:: Dataset content ::
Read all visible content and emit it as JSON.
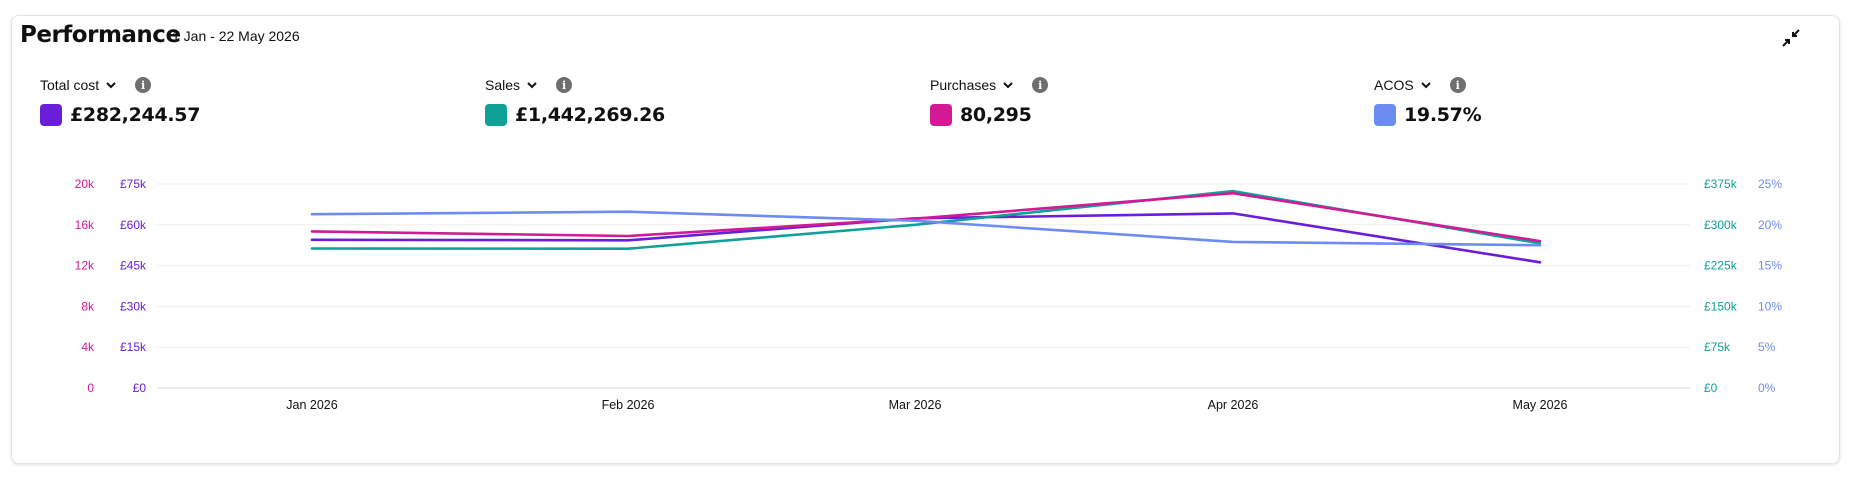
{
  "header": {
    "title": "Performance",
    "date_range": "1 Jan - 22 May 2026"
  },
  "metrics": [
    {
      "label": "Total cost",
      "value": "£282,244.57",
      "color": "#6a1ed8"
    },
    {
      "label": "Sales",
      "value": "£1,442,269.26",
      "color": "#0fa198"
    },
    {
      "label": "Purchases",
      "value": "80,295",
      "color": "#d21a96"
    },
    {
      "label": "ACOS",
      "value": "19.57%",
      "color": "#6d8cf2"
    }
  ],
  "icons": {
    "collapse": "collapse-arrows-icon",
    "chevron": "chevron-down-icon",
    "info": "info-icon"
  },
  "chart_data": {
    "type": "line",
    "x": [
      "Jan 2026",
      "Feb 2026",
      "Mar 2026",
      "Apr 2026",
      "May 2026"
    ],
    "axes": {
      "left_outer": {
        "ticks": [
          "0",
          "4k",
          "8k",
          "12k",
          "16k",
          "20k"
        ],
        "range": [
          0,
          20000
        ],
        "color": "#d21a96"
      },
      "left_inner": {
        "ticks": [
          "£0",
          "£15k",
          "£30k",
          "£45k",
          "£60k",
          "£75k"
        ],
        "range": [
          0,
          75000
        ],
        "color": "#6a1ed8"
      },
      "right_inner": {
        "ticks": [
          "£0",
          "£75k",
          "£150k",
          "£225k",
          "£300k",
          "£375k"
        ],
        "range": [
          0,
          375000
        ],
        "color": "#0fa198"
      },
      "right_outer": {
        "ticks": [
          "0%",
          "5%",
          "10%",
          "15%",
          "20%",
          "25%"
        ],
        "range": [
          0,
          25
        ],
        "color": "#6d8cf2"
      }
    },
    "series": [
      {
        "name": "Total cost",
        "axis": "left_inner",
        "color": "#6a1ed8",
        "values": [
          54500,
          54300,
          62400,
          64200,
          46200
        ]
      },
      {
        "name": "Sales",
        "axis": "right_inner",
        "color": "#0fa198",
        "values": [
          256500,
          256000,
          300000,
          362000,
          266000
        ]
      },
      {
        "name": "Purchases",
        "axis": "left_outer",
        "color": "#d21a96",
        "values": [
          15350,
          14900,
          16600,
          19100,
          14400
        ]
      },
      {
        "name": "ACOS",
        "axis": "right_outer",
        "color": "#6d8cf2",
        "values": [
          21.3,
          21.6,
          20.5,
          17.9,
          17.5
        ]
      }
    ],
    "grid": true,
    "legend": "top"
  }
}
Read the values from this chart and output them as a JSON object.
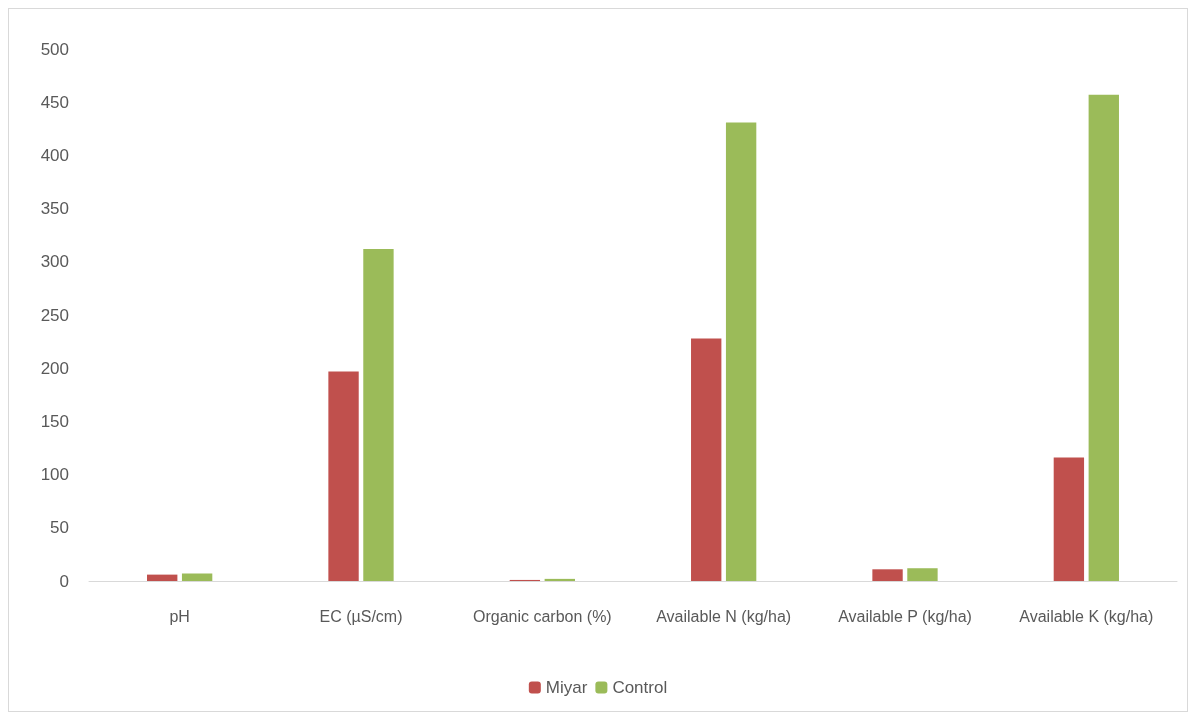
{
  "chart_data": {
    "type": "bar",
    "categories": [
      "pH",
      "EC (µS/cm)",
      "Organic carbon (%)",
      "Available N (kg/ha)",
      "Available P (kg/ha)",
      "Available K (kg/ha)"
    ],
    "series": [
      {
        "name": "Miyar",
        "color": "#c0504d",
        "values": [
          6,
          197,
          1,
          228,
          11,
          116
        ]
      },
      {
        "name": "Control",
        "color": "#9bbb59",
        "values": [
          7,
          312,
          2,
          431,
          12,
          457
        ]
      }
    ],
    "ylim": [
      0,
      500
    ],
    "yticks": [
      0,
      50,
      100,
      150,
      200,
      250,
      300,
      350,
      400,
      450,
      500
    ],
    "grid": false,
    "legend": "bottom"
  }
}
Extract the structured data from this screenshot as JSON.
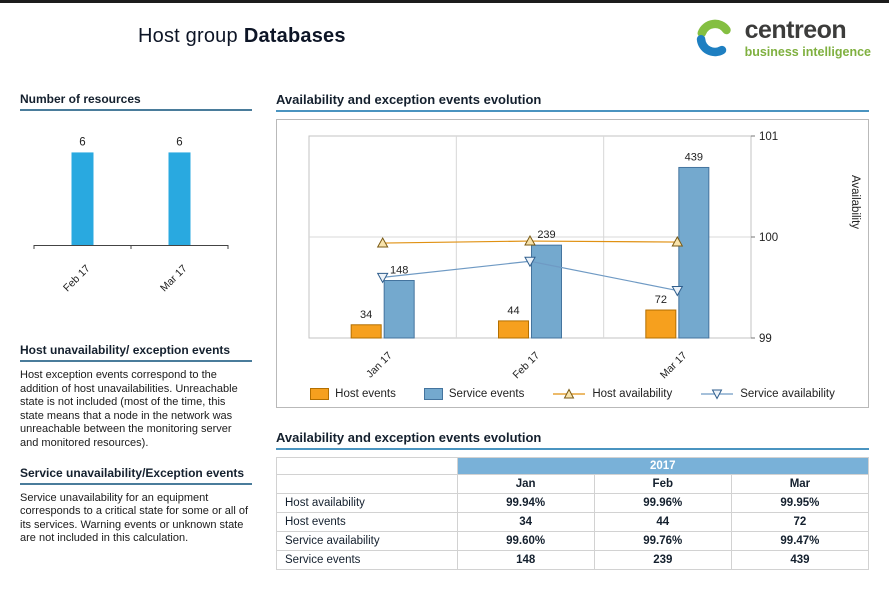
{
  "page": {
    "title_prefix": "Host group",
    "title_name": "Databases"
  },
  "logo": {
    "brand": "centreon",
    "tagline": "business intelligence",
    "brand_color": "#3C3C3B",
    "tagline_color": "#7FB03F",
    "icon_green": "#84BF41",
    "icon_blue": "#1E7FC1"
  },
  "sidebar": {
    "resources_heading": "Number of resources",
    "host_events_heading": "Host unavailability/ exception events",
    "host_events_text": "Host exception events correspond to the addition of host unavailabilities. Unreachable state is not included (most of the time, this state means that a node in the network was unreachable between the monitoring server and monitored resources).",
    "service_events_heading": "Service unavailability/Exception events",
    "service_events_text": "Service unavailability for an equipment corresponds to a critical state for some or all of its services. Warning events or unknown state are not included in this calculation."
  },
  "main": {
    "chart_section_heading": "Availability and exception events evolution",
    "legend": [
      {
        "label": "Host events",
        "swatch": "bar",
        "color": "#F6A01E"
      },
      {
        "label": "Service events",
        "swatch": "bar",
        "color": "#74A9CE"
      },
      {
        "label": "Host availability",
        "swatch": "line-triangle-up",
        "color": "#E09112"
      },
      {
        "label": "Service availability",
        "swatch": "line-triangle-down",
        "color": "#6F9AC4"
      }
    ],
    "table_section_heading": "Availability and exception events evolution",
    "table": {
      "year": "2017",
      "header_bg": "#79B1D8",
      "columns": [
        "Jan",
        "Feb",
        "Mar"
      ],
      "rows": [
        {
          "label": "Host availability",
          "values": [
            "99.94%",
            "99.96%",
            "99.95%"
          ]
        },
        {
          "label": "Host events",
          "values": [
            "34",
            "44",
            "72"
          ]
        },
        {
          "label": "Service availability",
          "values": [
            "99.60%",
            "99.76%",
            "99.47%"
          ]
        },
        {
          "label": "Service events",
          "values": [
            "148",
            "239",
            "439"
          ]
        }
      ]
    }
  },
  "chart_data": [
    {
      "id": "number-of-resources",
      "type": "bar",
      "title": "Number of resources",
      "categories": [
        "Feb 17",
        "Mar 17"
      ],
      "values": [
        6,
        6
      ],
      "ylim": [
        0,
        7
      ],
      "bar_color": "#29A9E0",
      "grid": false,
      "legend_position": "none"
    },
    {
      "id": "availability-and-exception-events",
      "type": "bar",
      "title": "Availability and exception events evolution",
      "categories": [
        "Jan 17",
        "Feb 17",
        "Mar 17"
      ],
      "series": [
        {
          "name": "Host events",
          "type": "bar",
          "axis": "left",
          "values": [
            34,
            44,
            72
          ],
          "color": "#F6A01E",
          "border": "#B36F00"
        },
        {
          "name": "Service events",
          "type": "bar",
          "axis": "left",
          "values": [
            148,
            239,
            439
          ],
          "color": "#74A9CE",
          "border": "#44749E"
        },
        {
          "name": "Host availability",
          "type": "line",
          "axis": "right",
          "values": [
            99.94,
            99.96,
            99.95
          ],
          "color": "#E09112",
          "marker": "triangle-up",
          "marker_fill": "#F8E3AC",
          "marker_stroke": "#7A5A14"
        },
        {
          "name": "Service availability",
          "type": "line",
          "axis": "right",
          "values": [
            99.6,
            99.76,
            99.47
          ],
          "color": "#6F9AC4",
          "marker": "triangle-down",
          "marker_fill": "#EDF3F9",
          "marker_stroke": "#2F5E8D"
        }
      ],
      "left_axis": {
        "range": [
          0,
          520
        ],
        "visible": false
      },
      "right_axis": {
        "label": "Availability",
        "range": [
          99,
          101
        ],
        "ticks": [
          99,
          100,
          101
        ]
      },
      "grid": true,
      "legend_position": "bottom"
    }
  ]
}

:: Given request ::
Repeat the preceding records precisely, and leave every picture out of the copy.

:: Answer ::
Read all visible content and emit it as JSON.
{
  "header": {
    "title": "Performance",
    "date_range": "1 Jan - 22 May 2026"
  },
  "metrics": [
    {
      "label": "Total cost",
      "value": "£282,244.57",
      "color": "#6a1ed8"
    },
    {
      "label": "Sales",
      "value": "£1,442,269.26",
      "color": "#0fa198"
    },
    {
      "label": "Purchases",
      "value": "80,295",
      "color": "#d21a96"
    },
    {
      "label": "ACOS",
      "value": "19.57%",
      "color": "#6d8cf2"
    }
  ],
  "icons": {
    "collapse": "collapse-arrows-icon",
    "chevron": "chevron-down-icon",
    "info": "info-icon"
  },
  "chart_data": {
    "type": "line",
    "x": [
      "Jan 2026",
      "Feb 2026",
      "Mar 2026",
      "Apr 2026",
      "May 2026"
    ],
    "axes": {
      "left_outer": {
        "ticks": [
          "0",
          "4k",
          "8k",
          "12k",
          "16k",
          "20k"
        ],
        "range": [
          0,
          20000
        ],
        "color": "#d21a96"
      },
      "left_inner": {
        "ticks": [
          "£0",
          "£15k",
          "£30k",
          "£45k",
          "£60k",
          "£75k"
        ],
        "range": [
          0,
          75000
        ],
        "color": "#6a1ed8"
      },
      "right_inner": {
        "ticks": [
          "£0",
          "£75k",
          "£150k",
          "£225k",
          "£300k",
          "£375k"
        ],
        "range": [
          0,
          375000
        ],
        "color": "#0fa198"
      },
      "right_outer": {
        "ticks": [
          "0%",
          "5%",
          "10%",
          "15%",
          "20%",
          "25%"
        ],
        "range": [
          0,
          25
        ],
        "color": "#6d8cf2"
      }
    },
    "series": [
      {
        "name": "Total cost",
        "axis": "left_inner",
        "color": "#6a1ed8",
        "values": [
          54500,
          54300,
          62400,
          64200,
          46200
        ]
      },
      {
        "name": "Sales",
        "axis": "right_inner",
        "color": "#0fa198",
        "values": [
          256500,
          256000,
          300000,
          362000,
          266000
        ]
      },
      {
        "name": "Purchases",
        "axis": "left_outer",
        "color": "#d21a96",
        "values": [
          15350,
          14900,
          16600,
          19100,
          14400
        ]
      },
      {
        "name": "ACOS",
        "axis": "right_outer",
        "color": "#6d8cf2",
        "values": [
          21.3,
          21.6,
          20.5,
          17.9,
          17.5
        ]
      }
    ],
    "grid": true,
    "legend": "top"
  }
}
Read the values from this chart and output them as a JSON object.
{
  "chart_data": {
    "type": "bar",
    "categories": [
      "pH",
      "EC (µS/cm)",
      "Organic carbon (%)",
      "Available N (kg/ha)",
      "Available P (kg/ha)",
      "Available K (kg/ha)"
    ],
    "series": [
      {
        "name": "Miyar",
        "color": "#c0504d",
        "values": [
          6,
          197,
          1,
          228,
          11,
          116
        ]
      },
      {
        "name": "Control",
        "color": "#9bbb59",
        "values": [
          7,
          312,
          2,
          431,
          12,
          457
        ]
      }
    ],
    "ylim": [
      0,
      500
    ],
    "yticks": [
      0,
      50,
      100,
      150,
      200,
      250,
      300,
      350,
      400,
      450,
      500
    ],
    "grid": false,
    "legend": "bottom"
  }
}
Extract the structured data from this screenshot as JSON.
{
  "page": {
    "title_prefix": "Host group",
    "title_name": "Databases"
  },
  "logo": {
    "brand": "centreon",
    "tagline": "business intelligence",
    "brand_color": "#3C3C3B",
    "tagline_color": "#7FB03F",
    "icon_green": "#84BF41",
    "icon_blue": "#1E7FC1"
  },
  "sidebar": {
    "resources_heading": "Number of resources",
    "host_events_heading": "Host unavailability/ exception events",
    "host_events_text": "Host exception events correspond to the addition of host unavailabilities. Unreachable state is not included (most of the time, this state means that a node in the network was unreachable between the monitoring server and monitored resources).",
    "service_events_heading": "Service unavailability/Exception events",
    "service_events_text": "Service unavailability for an equipment corresponds to a critical state for some or all of its services. Warning events or unknown state are not included in this calculation."
  },
  "main": {
    "chart_section_heading": "Availability and exception events evolution",
    "legend": [
      {
        "label": "Host events",
        "swatch": "bar",
        "color": "#F6A01E"
      },
      {
        "label": "Service events",
        "swatch": "bar",
        "color": "#74A9CE"
      },
      {
        "label": "Host availability",
        "swatch": "line-triangle-up",
        "color": "#E09112"
      },
      {
        "label": "Service availability",
        "swatch": "line-triangle-down",
        "color": "#6F9AC4"
      }
    ],
    "table_section_heading": "Availability and exception events evolution",
    "table": {
      "year": "2017",
      "header_bg": "#79B1D8",
      "columns": [
        "Jan",
        "Feb",
        "Mar"
      ],
      "rows": [
        {
          "label": "Host availability",
          "values": [
            "99.94%",
            "99.96%",
            "99.95%"
          ]
        },
        {
          "label": "Host events",
          "values": [
            "34",
            "44",
            "72"
          ]
        },
        {
          "label": "Service availability",
          "values": [
            "99.60%",
            "99.76%",
            "99.47%"
          ]
        },
        {
          "label": "Service events",
          "values": [
            "148",
            "239",
            "439"
          ]
        }
      ]
    }
  },
  "chart_data": [
    {
      "id": "number-of-resources",
      "type": "bar",
      "title": "Number of resources",
      "categories": [
        "Feb 17",
        "Mar 17"
      ],
      "values": [
        6,
        6
      ],
      "ylim": [
        0,
        7
      ],
      "bar_color": "#29A9E0",
      "grid": false,
      "legend_position": "none"
    },
    {
      "id": "availability-and-exception-events",
      "type": "bar",
      "title": "Availability and exception events evolution",
      "categories": [
        "Jan 17",
        "Feb 17",
        "Mar 17"
      ],
      "series": [
        {
          "name": "Host events",
          "type": "bar",
          "axis": "left",
          "values": [
            34,
            44,
            72
          ],
          "color": "#F6A01E",
          "border": "#B36F00"
        },
        {
          "name": "Service events",
          "type": "bar",
          "axis": "left",
          "values": [
            148,
            239,
            439
          ],
          "color": "#74A9CE",
          "border": "#44749E"
        },
        {
          "name": "Host availability",
          "type": "line",
          "axis": "right",
          "values": [
            99.94,
            99.96,
            99.95
          ],
          "color": "#E09112",
          "marker": "triangle-up",
          "marker_fill": "#F8E3AC",
          "marker_stroke": "#7A5A14"
        },
        {
          "name": "Service availability",
          "type": "line",
          "axis": "right",
          "values": [
            99.6,
            99.76,
            99.47
          ],
          "color": "#6F9AC4",
          "marker": "triangle-down",
          "marker_fill": "#EDF3F9",
          "marker_stroke": "#2F5E8D"
        }
      ],
      "left_axis": {
        "range": [
          0,
          520
        ],
        "visible": false
      },
      "right_axis": {
        "label": "Availability",
        "range": [
          99,
          101
        ],
        "ticks": [
          99,
          100,
          101
        ]
      },
      "grid": true,
      "legend_position": "bottom"
    }
  ]
}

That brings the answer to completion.